Objective: Write out the whole listing word for word.

— start of Records supplied —

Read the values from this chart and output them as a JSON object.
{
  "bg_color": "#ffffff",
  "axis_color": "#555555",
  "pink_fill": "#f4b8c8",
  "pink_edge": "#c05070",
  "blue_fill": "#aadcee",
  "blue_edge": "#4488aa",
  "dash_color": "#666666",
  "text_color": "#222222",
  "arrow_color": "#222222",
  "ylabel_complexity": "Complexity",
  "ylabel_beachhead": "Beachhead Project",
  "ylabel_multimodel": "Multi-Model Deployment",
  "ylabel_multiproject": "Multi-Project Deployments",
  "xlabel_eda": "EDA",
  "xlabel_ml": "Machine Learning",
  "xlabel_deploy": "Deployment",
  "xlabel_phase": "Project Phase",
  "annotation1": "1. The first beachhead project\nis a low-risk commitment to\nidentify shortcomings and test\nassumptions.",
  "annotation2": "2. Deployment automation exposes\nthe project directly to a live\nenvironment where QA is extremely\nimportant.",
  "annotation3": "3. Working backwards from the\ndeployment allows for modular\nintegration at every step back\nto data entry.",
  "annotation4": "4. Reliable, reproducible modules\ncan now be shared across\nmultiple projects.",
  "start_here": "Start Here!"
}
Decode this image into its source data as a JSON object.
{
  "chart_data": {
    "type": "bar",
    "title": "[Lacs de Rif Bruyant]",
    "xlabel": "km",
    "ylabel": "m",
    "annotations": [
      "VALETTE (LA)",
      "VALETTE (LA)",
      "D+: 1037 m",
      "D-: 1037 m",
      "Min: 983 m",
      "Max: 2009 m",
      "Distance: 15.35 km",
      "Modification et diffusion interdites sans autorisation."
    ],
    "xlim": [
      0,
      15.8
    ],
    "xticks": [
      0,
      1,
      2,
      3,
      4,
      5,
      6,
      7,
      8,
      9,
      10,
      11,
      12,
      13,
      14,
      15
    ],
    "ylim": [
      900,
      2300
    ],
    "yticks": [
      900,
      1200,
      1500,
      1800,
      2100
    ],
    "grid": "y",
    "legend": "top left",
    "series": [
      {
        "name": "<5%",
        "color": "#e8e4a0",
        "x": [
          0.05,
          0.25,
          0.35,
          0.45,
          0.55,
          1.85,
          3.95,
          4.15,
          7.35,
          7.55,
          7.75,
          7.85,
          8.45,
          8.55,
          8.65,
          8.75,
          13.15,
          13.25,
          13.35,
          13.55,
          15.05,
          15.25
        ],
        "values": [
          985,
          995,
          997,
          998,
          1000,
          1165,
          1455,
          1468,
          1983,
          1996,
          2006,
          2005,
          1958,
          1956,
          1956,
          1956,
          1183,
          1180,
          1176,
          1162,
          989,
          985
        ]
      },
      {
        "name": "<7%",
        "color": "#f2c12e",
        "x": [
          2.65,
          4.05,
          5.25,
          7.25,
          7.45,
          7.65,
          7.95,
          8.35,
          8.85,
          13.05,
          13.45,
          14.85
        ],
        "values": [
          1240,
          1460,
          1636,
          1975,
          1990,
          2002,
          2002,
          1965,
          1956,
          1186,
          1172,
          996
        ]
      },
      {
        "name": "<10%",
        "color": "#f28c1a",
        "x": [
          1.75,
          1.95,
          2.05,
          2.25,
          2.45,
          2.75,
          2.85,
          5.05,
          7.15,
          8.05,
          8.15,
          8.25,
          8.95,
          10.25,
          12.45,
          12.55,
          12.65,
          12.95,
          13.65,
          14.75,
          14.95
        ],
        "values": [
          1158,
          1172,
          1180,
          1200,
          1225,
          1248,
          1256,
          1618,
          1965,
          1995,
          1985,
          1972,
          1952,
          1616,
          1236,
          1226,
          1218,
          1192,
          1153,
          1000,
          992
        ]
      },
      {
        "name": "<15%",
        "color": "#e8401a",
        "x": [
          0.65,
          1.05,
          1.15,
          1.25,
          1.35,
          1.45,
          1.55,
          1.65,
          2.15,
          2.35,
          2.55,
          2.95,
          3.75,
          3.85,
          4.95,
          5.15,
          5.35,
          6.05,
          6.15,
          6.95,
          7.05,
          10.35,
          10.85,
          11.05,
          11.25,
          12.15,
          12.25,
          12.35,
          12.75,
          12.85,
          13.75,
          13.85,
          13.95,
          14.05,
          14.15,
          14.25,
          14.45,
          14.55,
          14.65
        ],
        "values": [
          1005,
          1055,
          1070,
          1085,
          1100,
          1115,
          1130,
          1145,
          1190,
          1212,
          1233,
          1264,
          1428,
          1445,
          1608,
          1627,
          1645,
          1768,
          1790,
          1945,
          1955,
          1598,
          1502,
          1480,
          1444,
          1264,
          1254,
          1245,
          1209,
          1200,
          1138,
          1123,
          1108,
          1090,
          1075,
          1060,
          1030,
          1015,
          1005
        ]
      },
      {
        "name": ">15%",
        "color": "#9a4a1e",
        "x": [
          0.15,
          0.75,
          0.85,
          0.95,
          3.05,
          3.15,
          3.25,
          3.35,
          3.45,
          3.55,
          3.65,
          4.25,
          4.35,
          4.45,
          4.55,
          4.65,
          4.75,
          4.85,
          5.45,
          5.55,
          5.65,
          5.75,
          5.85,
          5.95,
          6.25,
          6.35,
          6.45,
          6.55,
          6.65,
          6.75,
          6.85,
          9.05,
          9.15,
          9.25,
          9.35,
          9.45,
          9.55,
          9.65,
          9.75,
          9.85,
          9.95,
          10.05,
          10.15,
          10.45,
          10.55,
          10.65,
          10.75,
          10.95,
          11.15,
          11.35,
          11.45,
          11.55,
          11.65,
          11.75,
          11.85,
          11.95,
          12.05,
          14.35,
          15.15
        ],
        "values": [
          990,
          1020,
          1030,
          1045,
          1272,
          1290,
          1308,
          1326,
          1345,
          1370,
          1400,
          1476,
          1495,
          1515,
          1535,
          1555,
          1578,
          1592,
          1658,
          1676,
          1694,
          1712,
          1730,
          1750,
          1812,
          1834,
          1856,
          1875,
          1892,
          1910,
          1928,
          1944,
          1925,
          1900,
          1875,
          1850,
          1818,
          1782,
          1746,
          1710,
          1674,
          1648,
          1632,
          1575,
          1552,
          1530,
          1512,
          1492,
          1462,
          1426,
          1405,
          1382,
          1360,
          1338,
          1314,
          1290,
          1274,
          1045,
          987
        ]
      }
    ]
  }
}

— end of Records supplied —

Problem solution:
Read the values from this chart and output them as a JSON object.
{
  "bg_color": "#ffffff",
  "axis_color": "#555555",
  "pink_fill": "#f4b8c8",
  "pink_edge": "#c05070",
  "blue_fill": "#aadcee",
  "blue_edge": "#4488aa",
  "dash_color": "#666666",
  "text_color": "#222222",
  "arrow_color": "#222222",
  "ylabel_complexity": "Complexity",
  "ylabel_beachhead": "Beachhead Project",
  "ylabel_multimodel": "Multi-Model Deployment",
  "ylabel_multiproject": "Multi-Project Deployments",
  "xlabel_eda": "EDA",
  "xlabel_ml": "Machine Learning",
  "xlabel_deploy": "Deployment",
  "xlabel_phase": "Project Phase",
  "annotation1": "1. The first beachhead project\nis a low-risk commitment to\nidentify shortcomings and test\nassumptions.",
  "annotation2": "2. Deployment automation exposes\nthe project directly to a live\nenvironment where QA is extremely\nimportant.",
  "annotation3": "3. Working backwards from the\ndeployment allows for modular\nintegration at every step back\nto data entry.",
  "annotation4": "4. Reliable, reproducible modules\ncan now be shared across\nmultiple projects.",
  "start_here": "Start Here!"
}
Decode this image into its source data as a JSON object.
{
  "chart_data": {
    "type": "bar",
    "title": "[Lacs de Rif Bruyant]",
    "xlabel": "km",
    "ylabel": "m",
    "annotations": [
      "VALETTE (LA)",
      "VALETTE (LA)",
      "D+: 1037 m",
      "D-: 1037 m",
      "Min: 983 m",
      "Max: 2009 m",
      "Distance: 15.35 km",
      "Modification et diffusion interdites sans autorisation."
    ],
    "xlim": [
      0,
      15.8
    ],
    "xticks": [
      0,
      1,
      2,
      3,
      4,
      5,
      6,
      7,
      8,
      9,
      10,
      11,
      12,
      13,
      14,
      15
    ],
    "ylim": [
      900,
      2300
    ],
    "yticks": [
      900,
      1200,
      1500,
      1800,
      2100
    ],
    "grid": "y",
    "legend": "top left",
    "series": [
      {
        "name": "<5%",
        "color": "#e8e4a0",
        "x": [
          0.05,
          0.25,
          0.35,
          0.45,
          0.55,
          1.85,
          3.95,
          4.15,
          7.35,
          7.55,
          7.75,
          7.85,
          8.45,
          8.55,
          8.65,
          8.75,
          13.15,
          13.25,
          13.35,
          13.55,
          15.05,
          15.25
        ],
        "values": [
          985,
          995,
          997,
          998,
          1000,
          1165,
          1455,
          1468,
          1983,
          1996,
          2006,
          2005,
          1958,
          1956,
          1956,
          1956,
          1183,
          1180,
          1176,
          1162,
          989,
          985
        ]
      },
      {
        "name": "<7%",
        "color": "#f2c12e",
        "x": [
          2.65,
          4.05,
          5.25,
          7.25,
          7.45,
          7.65,
          7.95,
          8.35,
          8.85,
          13.05,
          13.45,
          14.85
        ],
        "values": [
          1240,
          1460,
          1636,
          1975,
          1990,
          2002,
          2002,
          1965,
          1956,
          1186,
          1172,
          996
        ]
      },
      {
        "name": "<10%",
        "color": "#f28c1a",
        "x": [
          1.75,
          1.95,
          2.05,
          2.25,
          2.45,
          2.75,
          2.85,
          5.05,
          7.15,
          8.05,
          8.15,
          8.25,
          8.95,
          10.25,
          12.45,
          12.55,
          12.65,
          12.95,
          13.65,
          14.75,
          14.95
        ],
        "values": [
          1158,
          1172,
          1180,
          1200,
          1225,
          1248,
          1256,
          1618,
          1965,
          1995,
          1985,
          1972,
          1952,
          1616,
          1236,
          1226,
          1218,
          1192,
          1153,
          1000,
          992
        ]
      },
      {
        "name": "<15%",
        "color": "#e8401a",
        "x": [
          0.65,
          1.05,
          1.15,
          1.25,
          1.35,
          1.45,
          1.55,
          1.65,
          2.15,
          2.35,
          2.55,
          2.95,
          3.75,
          3.85,
          4.95,
          5.15,
          5.35,
          6.05,
          6.15,
          6.95,
          7.05,
          10.35,
          10.85,
          11.05,
          11.25,
          12.15,
          12.25,
          12.35,
          12.75,
          12.85,
          13.75,
          13.85,
          13.95,
          14.05,
          14.15,
          14.25,
          14.45,
          14.55,
          14.65
        ],
        "values": [
          1005,
          1055,
          1070,
          1085,
          1100,
          1115,
          1130,
          1145,
          1190,
          1212,
          1233,
          1264,
          1428,
          1445,
          1608,
          1627,
          1645,
          1768,
          1790,
          1945,
          1955,
          1598,
          1502,
          1480,
          1444,
          1264,
          1254,
          1245,
          1209,
          1200,
          1138,
          1123,
          1108,
          1090,
          1075,
          1060,
          1030,
          1015,
          1005
        ]
      },
      {
        "name": ">15%",
        "color": "#9a4a1e",
        "x": [
          0.15,
          0.75,
          0.85,
          0.95,
          3.05,
          3.15,
          3.25,
          3.35,
          3.45,
          3.55,
          3.65,
          4.25,
          4.35,
          4.45,
          4.55,
          4.65,
          4.75,
          4.85,
          5.45,
          5.55,
          5.65,
          5.75,
          5.85,
          5.95,
          6.25,
          6.35,
          6.45,
          6.55,
          6.65,
          6.75,
          6.85,
          9.05,
          9.15,
          9.25,
          9.35,
          9.45,
          9.55,
          9.65,
          9.75,
          9.85,
          9.95,
          10.05,
          10.15,
          10.45,
          10.55,
          10.65,
          10.75,
          10.95,
          11.15,
          11.35,
          11.45,
          11.55,
          11.65,
          11.75,
          11.85,
          11.95,
          12.05,
          14.35,
          15.15
        ],
        "values": [
          990,
          1020,
          1030,
          1045,
          1272,
          1290,
          1308,
          1326,
          1345,
          1370,
          1400,
          1476,
          1495,
          1515,
          1535,
          1555,
          1578,
          1592,
          1658,
          1676,
          1694,
          1712,
          1730,
          1750,
          1812,
          1834,
          1856,
          1875,
          1892,
          1910,
          1928,
          1944,
          1925,
          1900,
          1875,
          1850,
          1818,
          1782,
          1746,
          1710,
          1674,
          1648,
          1632,
          1575,
          1552,
          1530,
          1512,
          1492,
          1462,
          1426,
          1405,
          1382,
          1360,
          1338,
          1314,
          1290,
          1274,
          1045,
          987
        ]
      }
    ]
  }
}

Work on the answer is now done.